++++ 原文 ++++

Given n points on a 2D plane, find if there is such a line parallel to y-axis that reflect the given set of points.
Example 1:
Given points = [[1,1],[-1,1]], return true.
Example 2:
Given points = [[1,1],[-1,-1]], return false.
Follow up:
Could you do better than O(n2)?
Hint:
- Find the smallest and largest x-value for all points.
- If there is a line then it should be at y = (minX + maxX) / 2.
- For each point, make sure that it has a reflected point in the opposite side.
Credits:
Special thanks to @memoryless for adding this problem and creating all test cases.

++++

练习说明: 将上文点集对称题目中从“Given n points”到“for all points.”的部分逐字照录。

++++ 所示信息 ++++

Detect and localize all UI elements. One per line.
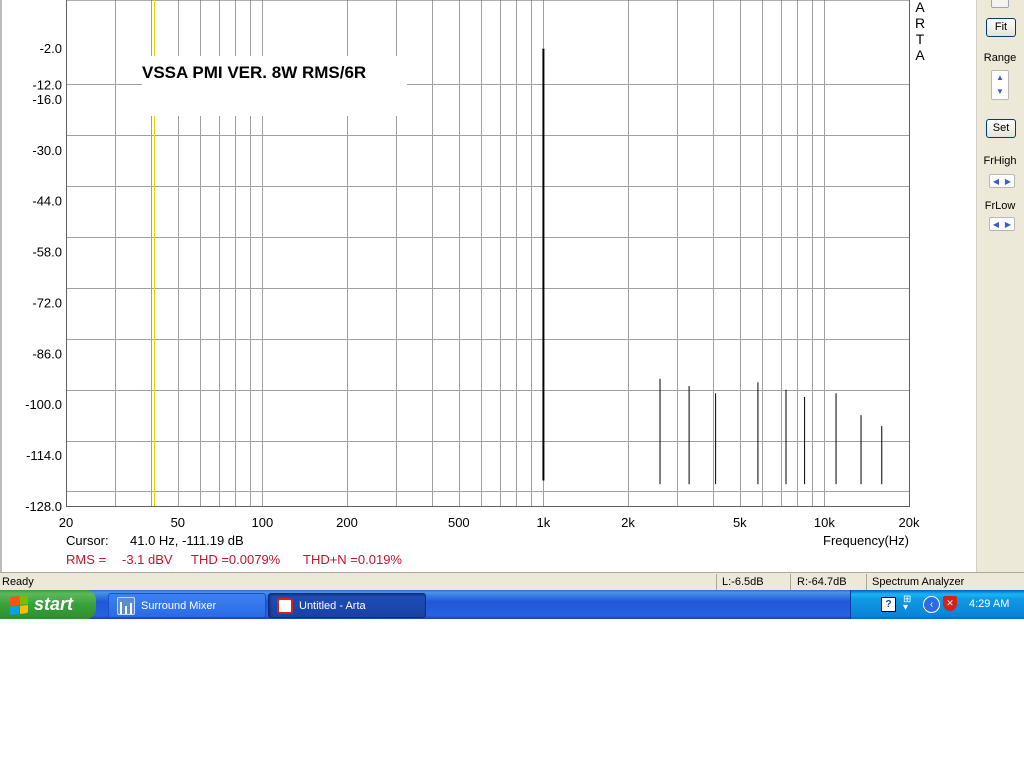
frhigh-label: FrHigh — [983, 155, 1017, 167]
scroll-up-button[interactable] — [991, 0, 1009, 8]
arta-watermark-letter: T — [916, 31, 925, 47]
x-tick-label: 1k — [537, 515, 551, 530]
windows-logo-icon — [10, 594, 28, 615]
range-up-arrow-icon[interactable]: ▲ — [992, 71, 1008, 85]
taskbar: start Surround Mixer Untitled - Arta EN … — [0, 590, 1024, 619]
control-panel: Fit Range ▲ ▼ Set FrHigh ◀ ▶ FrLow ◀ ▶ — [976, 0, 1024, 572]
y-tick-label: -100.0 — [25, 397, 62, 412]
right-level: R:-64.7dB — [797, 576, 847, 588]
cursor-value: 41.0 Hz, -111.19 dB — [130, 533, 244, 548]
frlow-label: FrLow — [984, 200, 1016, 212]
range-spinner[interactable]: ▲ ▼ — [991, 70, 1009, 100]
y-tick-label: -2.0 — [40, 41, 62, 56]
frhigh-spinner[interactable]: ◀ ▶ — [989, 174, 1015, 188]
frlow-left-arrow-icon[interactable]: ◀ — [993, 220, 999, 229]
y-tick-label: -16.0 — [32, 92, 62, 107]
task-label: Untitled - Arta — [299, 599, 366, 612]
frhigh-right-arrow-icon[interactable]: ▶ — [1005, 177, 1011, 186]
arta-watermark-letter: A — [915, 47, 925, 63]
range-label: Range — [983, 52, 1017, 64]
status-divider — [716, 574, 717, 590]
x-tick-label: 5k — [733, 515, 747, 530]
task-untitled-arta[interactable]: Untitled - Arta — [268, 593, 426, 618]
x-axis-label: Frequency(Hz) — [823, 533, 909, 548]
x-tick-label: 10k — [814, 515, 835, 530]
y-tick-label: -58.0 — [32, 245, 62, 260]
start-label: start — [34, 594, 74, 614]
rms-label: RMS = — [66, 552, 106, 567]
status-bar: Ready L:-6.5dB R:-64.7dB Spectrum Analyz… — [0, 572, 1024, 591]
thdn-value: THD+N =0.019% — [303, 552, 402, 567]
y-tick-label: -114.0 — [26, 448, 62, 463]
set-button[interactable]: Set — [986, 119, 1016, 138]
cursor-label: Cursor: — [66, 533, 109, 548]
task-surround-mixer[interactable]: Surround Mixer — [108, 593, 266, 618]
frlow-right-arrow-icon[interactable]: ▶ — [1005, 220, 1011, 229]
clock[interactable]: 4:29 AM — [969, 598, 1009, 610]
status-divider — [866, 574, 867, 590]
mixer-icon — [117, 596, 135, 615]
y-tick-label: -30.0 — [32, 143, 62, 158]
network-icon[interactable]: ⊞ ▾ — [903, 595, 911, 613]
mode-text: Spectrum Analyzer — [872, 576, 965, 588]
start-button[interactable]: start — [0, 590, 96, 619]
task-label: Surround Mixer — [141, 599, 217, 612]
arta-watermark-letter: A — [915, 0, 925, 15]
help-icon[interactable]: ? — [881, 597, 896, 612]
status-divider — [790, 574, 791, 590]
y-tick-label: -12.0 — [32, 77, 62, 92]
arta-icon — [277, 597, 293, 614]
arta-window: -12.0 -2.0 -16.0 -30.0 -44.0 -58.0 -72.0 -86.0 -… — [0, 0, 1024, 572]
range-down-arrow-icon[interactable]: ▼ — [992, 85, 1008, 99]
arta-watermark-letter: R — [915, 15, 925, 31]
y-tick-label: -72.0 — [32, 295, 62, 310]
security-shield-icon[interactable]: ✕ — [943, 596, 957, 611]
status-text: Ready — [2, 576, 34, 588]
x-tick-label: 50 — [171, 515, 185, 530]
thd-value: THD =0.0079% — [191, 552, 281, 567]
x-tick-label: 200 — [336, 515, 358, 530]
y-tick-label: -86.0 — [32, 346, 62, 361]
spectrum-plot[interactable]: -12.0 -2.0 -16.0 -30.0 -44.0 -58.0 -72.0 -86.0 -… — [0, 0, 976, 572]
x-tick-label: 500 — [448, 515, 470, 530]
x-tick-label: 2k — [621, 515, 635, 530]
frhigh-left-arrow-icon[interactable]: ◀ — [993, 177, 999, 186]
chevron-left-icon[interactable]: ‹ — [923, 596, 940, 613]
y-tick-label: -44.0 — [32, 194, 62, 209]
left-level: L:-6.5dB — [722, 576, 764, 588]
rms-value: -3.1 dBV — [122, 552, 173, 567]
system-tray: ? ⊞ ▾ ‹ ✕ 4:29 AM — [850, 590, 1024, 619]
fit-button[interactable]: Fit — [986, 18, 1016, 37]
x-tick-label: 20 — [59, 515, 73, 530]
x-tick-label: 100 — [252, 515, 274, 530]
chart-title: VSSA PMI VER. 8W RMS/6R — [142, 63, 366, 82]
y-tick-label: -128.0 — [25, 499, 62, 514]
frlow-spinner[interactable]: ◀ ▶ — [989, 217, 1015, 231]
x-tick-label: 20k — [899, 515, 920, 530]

++++
++++ 所示信息 ++++

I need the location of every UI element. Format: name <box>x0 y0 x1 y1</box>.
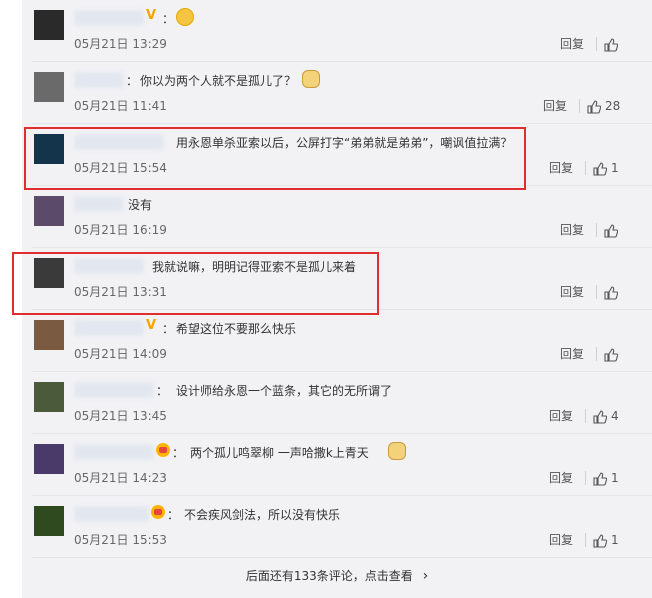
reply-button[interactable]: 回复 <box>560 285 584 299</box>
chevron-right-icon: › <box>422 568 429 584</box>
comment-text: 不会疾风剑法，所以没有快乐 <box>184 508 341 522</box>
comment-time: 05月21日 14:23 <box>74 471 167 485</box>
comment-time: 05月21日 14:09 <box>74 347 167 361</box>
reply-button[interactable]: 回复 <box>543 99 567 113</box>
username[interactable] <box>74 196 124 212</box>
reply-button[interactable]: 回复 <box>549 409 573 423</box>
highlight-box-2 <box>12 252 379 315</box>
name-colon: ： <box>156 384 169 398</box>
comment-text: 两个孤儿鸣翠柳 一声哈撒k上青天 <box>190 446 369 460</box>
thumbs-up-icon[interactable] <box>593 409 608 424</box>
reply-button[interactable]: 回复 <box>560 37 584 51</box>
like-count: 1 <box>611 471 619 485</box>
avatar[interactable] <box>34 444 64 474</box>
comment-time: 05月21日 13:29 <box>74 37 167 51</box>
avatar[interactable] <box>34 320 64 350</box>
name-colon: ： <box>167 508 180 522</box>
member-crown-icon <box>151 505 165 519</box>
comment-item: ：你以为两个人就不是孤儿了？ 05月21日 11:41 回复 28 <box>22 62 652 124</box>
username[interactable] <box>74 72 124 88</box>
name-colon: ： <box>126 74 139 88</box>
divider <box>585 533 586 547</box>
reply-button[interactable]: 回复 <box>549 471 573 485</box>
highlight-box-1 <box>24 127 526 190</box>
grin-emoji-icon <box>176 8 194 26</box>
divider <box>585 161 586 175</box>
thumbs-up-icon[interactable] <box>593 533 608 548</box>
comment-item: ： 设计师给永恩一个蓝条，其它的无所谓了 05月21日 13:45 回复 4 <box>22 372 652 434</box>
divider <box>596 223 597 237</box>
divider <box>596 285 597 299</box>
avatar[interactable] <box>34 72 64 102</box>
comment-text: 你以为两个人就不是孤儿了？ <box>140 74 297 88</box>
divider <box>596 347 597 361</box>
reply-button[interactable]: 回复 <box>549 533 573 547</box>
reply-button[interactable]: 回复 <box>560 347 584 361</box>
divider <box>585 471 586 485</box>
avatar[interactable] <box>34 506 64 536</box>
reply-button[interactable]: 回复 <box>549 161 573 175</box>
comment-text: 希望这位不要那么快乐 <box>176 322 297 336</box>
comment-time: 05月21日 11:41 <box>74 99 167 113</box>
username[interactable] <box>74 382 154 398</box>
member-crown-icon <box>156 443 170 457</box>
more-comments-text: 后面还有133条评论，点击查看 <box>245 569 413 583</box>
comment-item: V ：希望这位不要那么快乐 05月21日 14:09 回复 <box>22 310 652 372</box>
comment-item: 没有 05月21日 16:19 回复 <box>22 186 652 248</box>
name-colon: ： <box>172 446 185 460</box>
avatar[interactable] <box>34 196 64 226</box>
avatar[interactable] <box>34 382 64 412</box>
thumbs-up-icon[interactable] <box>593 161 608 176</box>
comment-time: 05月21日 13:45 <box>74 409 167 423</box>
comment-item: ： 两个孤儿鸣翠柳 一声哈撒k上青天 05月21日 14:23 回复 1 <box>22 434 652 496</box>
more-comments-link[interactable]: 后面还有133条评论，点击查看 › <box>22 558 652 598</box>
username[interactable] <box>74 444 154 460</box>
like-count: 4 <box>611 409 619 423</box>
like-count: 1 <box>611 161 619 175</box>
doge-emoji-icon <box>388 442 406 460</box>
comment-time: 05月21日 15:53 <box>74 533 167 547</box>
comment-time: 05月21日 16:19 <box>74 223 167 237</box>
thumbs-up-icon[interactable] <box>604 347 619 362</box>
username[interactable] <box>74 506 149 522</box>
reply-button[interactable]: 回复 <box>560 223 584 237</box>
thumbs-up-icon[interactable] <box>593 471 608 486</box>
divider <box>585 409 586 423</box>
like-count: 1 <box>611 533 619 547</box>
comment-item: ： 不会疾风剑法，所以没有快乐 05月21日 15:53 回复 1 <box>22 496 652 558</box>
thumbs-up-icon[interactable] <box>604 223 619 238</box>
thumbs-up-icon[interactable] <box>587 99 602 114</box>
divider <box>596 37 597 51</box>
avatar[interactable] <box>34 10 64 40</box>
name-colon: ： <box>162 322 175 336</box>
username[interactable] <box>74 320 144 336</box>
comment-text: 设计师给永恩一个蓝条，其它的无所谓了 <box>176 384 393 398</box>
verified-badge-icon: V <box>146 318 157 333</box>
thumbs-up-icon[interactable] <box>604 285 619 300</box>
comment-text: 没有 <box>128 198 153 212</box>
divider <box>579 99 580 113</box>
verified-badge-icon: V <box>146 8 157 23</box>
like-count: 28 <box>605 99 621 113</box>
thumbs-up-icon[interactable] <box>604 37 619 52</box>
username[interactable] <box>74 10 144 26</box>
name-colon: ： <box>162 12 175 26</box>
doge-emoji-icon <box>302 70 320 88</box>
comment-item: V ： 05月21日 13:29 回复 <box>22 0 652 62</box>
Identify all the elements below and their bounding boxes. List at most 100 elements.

++++

作答结果:
Given n points on a 2D plane, find if there is such a line parallel to y-axis that reflect the given set of points.
Example 1:
Given points = [[1,1],[-1,1]], return true.
Example 2:
Given points = [[1,1],[-1,-1]], return false.
Follow up:
Could you do better than O(n2)?
Hint:
- Find the smallest and largest x-value for all points.